REQUIREMENT -
The answer is a single number: how many lines hold the string "successfully".

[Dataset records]
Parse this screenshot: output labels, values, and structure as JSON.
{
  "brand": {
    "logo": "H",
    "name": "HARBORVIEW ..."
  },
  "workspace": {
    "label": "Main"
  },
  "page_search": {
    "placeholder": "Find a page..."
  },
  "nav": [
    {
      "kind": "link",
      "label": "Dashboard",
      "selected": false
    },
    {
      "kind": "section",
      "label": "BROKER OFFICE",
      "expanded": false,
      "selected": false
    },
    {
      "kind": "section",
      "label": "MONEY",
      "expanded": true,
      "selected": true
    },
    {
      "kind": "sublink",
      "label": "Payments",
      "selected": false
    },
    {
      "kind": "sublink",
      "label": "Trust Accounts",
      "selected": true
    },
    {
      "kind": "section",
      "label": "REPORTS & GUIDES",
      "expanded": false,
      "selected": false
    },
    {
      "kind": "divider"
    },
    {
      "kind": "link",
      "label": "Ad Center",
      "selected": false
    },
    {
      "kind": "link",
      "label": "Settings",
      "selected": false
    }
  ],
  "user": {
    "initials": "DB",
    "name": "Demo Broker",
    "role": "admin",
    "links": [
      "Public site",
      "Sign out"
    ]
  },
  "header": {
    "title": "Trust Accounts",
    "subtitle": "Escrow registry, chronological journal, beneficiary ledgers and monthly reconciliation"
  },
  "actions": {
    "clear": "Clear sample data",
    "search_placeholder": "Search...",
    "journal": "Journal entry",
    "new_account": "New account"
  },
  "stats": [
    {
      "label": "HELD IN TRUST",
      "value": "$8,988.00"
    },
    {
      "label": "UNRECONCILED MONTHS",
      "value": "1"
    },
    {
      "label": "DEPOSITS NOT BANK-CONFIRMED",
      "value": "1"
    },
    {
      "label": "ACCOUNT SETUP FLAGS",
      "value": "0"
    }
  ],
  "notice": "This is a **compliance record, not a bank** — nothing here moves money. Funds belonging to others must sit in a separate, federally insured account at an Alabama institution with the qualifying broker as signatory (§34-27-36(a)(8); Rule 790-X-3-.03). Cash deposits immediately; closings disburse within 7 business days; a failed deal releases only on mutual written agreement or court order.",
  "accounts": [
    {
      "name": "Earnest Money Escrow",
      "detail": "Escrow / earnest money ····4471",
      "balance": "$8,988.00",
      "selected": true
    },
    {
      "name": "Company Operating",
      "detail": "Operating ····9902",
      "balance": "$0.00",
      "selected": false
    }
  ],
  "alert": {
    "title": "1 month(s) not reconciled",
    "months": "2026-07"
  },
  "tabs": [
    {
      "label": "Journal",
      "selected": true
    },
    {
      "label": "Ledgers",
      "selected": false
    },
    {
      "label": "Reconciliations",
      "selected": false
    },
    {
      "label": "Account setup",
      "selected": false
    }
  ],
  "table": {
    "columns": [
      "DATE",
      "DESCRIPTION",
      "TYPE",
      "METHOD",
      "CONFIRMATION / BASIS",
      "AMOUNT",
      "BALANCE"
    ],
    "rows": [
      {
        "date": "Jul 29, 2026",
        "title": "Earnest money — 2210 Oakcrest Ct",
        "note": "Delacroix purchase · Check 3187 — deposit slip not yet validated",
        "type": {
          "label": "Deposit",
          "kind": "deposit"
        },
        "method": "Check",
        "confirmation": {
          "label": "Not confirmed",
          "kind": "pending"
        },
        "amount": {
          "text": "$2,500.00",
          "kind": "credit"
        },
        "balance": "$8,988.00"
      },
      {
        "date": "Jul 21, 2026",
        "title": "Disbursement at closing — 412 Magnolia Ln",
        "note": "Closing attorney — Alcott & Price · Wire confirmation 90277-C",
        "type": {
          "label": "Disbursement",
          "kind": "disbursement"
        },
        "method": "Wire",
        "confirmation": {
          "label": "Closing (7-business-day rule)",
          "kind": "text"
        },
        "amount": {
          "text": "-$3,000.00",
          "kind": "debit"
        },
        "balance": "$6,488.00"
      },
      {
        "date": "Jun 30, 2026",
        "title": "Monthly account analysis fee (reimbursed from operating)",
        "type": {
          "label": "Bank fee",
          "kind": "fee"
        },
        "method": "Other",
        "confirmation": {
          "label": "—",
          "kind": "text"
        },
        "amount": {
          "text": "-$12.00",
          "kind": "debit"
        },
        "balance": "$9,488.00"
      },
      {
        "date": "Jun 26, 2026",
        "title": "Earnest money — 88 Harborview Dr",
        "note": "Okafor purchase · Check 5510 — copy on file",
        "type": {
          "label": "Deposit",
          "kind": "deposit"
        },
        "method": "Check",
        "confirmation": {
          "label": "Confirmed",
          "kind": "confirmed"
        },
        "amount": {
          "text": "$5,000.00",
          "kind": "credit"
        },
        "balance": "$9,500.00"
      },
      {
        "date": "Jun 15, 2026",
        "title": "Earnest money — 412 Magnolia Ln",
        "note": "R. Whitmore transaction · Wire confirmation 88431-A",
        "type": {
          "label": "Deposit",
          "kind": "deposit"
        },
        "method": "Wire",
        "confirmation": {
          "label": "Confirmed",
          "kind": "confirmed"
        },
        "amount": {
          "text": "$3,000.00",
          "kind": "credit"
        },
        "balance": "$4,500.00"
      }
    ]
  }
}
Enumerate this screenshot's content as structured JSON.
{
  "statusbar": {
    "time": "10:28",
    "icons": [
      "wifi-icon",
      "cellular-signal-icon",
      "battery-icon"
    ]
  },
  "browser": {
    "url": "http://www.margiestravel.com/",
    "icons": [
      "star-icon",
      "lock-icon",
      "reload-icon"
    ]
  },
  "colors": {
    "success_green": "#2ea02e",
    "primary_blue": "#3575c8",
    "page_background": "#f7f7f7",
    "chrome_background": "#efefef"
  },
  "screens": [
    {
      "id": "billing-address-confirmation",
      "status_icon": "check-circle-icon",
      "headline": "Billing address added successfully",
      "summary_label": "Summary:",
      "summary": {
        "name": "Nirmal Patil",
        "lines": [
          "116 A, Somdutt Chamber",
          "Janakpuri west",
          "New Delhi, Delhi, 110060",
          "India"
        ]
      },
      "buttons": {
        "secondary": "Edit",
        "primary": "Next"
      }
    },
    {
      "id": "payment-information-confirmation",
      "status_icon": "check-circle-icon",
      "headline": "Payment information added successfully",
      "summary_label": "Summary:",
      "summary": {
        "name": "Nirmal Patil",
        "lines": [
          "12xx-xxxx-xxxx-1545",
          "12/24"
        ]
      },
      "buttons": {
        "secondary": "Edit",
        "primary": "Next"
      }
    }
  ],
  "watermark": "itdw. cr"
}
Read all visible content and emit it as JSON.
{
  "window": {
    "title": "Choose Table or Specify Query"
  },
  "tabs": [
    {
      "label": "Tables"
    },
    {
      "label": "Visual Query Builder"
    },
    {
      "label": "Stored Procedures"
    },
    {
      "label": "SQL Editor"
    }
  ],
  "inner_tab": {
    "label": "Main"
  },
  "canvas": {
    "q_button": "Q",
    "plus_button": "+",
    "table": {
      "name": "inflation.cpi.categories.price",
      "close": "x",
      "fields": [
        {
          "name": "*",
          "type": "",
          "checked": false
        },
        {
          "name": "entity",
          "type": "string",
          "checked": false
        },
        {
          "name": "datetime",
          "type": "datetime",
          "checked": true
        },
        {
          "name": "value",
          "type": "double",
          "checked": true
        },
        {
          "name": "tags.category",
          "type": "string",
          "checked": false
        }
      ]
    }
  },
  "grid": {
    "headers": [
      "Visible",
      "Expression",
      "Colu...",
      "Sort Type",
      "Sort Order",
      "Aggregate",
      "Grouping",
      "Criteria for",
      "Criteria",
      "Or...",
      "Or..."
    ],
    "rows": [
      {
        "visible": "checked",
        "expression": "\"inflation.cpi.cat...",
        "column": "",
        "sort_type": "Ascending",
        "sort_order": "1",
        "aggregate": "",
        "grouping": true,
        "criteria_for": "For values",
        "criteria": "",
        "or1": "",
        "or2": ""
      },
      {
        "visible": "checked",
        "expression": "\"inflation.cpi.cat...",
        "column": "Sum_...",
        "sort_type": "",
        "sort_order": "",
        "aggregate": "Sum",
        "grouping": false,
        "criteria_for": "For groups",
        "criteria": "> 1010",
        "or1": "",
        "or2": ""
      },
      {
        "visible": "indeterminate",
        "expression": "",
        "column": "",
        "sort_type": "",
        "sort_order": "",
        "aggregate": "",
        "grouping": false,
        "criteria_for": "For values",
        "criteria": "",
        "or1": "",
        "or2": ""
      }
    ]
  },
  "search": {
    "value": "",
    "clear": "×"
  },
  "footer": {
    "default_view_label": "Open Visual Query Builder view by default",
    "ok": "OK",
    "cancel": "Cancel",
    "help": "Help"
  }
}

EXERCISE RESPONSE -
2